● **Goal**: Reproduce verbatim the portion of the records that begins with the line containing "breadcrumb-item[interactable]: Starmade (210, 55, 263, 73)" and ends with the line containing "breadcrumb-item[interactable]: Starmade (285, 55, 338, 73)", including both of those lines.

● **The records**:
•••
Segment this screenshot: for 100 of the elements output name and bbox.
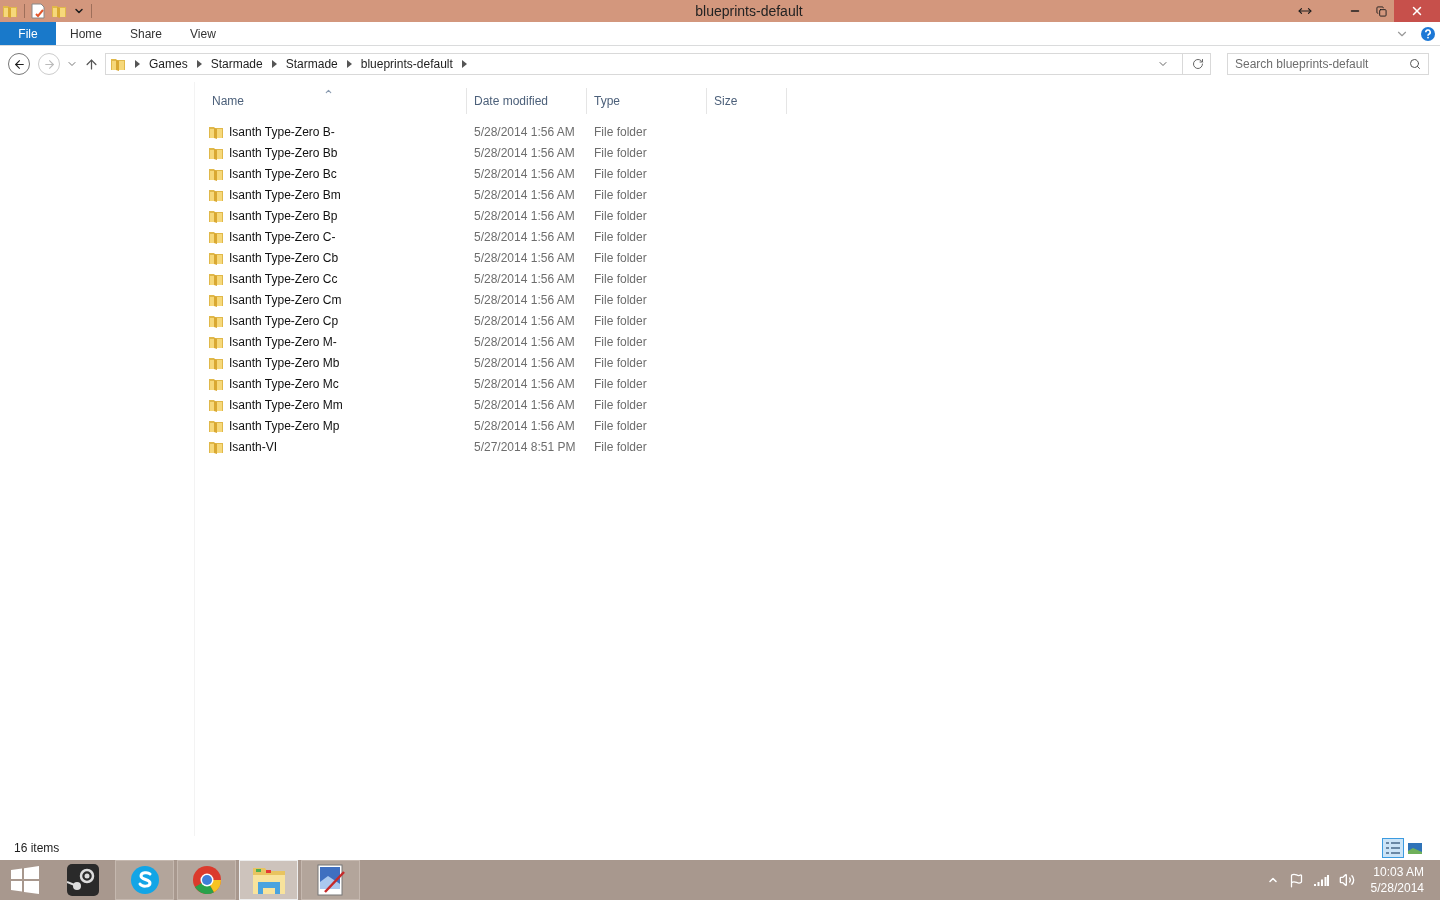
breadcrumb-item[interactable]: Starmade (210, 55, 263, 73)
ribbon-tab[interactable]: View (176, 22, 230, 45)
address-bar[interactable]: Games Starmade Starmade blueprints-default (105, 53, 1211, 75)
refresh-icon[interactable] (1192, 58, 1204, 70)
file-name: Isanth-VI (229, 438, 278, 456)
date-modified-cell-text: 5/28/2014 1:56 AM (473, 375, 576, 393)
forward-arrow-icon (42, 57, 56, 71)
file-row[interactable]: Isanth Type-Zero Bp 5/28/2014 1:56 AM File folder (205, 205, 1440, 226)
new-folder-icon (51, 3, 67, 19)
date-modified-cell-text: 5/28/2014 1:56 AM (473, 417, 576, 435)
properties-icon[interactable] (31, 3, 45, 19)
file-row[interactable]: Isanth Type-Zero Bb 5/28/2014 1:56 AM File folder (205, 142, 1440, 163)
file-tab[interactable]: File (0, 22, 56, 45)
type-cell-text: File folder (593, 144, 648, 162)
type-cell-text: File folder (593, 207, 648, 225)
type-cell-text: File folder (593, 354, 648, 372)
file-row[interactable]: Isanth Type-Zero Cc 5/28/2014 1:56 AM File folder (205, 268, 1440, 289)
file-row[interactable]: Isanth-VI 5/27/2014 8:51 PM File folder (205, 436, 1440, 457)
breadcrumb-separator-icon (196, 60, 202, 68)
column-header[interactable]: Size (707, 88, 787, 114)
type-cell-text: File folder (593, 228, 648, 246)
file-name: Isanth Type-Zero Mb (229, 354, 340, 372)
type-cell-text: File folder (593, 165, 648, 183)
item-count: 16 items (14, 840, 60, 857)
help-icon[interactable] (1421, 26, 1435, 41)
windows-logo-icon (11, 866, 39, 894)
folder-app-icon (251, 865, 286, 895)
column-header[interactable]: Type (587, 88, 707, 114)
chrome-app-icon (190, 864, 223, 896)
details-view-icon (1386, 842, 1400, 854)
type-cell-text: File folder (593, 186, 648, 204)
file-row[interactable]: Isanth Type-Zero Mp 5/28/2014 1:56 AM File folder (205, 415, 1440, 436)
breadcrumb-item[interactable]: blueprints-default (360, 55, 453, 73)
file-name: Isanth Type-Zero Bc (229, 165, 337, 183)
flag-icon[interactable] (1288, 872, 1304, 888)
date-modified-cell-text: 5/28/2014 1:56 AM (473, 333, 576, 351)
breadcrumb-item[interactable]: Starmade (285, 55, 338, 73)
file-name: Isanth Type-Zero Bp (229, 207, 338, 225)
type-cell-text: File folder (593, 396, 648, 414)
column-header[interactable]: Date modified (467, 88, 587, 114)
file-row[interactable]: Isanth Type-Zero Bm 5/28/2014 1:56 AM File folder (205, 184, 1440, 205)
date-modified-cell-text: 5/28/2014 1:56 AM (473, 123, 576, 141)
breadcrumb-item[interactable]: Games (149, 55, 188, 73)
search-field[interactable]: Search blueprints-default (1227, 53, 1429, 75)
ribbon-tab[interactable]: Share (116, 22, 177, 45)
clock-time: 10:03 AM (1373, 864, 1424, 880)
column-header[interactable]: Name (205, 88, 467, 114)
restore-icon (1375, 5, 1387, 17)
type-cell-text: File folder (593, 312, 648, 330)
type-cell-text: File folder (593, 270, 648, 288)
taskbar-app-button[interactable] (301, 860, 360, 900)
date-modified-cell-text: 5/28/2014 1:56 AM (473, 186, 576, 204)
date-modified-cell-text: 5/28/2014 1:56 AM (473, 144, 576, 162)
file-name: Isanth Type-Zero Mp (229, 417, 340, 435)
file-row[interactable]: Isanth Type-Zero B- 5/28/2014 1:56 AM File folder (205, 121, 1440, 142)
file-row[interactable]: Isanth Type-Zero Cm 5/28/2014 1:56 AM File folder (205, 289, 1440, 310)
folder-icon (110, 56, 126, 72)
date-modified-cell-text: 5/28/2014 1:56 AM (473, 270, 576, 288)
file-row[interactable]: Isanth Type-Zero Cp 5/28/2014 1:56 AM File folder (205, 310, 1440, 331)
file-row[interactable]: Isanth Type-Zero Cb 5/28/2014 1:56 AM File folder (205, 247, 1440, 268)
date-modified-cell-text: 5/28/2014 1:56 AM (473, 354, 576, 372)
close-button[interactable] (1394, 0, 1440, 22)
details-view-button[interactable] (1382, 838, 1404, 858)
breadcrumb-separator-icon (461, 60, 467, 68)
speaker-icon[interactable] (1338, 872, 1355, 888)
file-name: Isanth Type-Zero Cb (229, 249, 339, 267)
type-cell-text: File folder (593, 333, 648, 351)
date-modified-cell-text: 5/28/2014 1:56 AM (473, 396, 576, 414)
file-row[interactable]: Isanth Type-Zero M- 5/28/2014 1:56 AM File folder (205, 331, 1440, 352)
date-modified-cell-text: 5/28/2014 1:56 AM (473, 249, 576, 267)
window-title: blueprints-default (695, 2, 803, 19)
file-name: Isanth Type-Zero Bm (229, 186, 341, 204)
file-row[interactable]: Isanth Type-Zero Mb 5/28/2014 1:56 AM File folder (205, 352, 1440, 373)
•••
● **Solution to the problem**:
breadcrumb-item[interactable]: Starmade (210, 55, 263, 73)
ribbon-tab[interactable]: View (176, 22, 230, 45)
address-bar[interactable]: Games Starmade Starmade blueprints-default (105, 53, 1211, 75)
refresh-icon[interactable] (1192, 58, 1204, 70)
file-name: Isanth-VI (229, 438, 278, 456)
date-modified-cell-text: 5/28/2014 1:56 AM (473, 375, 576, 393)
forward-arrow-icon (42, 57, 56, 71)
file-row[interactable]: Isanth Type-Zero Bp 5/28/2014 1:56 AM File folder (205, 205, 1440, 226)
new-folder-icon (51, 3, 67, 19)
date-modified-cell-text: 5/28/2014 1:56 AM (473, 417, 576, 435)
properties-icon[interactable] (31, 3, 45, 19)
file-row[interactable]: Isanth Type-Zero Bb 5/28/2014 1:56 AM File folder (205, 142, 1440, 163)
file-tab[interactable]: File (0, 22, 56, 45)
type-cell-text: File folder (593, 144, 648, 162)
type-cell-text: File folder (593, 207, 648, 225)
type-cell-text: File folder (593, 354, 648, 372)
file-row[interactable]: Isanth Type-Zero Cc 5/28/2014 1:56 AM File folder (205, 268, 1440, 289)
file-row[interactable]: Isanth-VI 5/27/2014 8:51 PM File folder (205, 436, 1440, 457)
breadcrumb-separator-icon (196, 60, 202, 68)
column-header[interactable]: Size (707, 88, 787, 114)
type-cell-text: File folder (593, 228, 648, 246)
file-name: Isanth Type-Zero Mb (229, 354, 340, 372)
type-cell-text: File folder (593, 165, 648, 183)
item-count: 16 items (14, 840, 60, 857)
help-icon[interactable] (1421, 26, 1435, 41)
windows-logo-icon (11, 866, 39, 894)
folder-app-icon (251, 865, 286, 895)
column-header[interactable]: Type (587, 88, 707, 114)
chrome-app-icon (190, 864, 223, 896)
details-view-icon (1386, 842, 1400, 854)
type-cell-text: File folder (593, 186, 648, 204)
file-row[interactable]: Isanth Type-Zero Mp 5/28/2014 1:56 AM File folder (205, 415, 1440, 436)
breadcrumb-item[interactable]: blueprints-default (360, 55, 453, 73)
file-name: Isanth Type-Zero Bc (229, 165, 337, 183)
flag-icon[interactable] (1288, 872, 1304, 888)
date-modified-cell-text: 5/28/2014 1:56 AM (473, 333, 576, 351)
breadcrumb-item[interactable]: Starmade (285, 55, 338, 73)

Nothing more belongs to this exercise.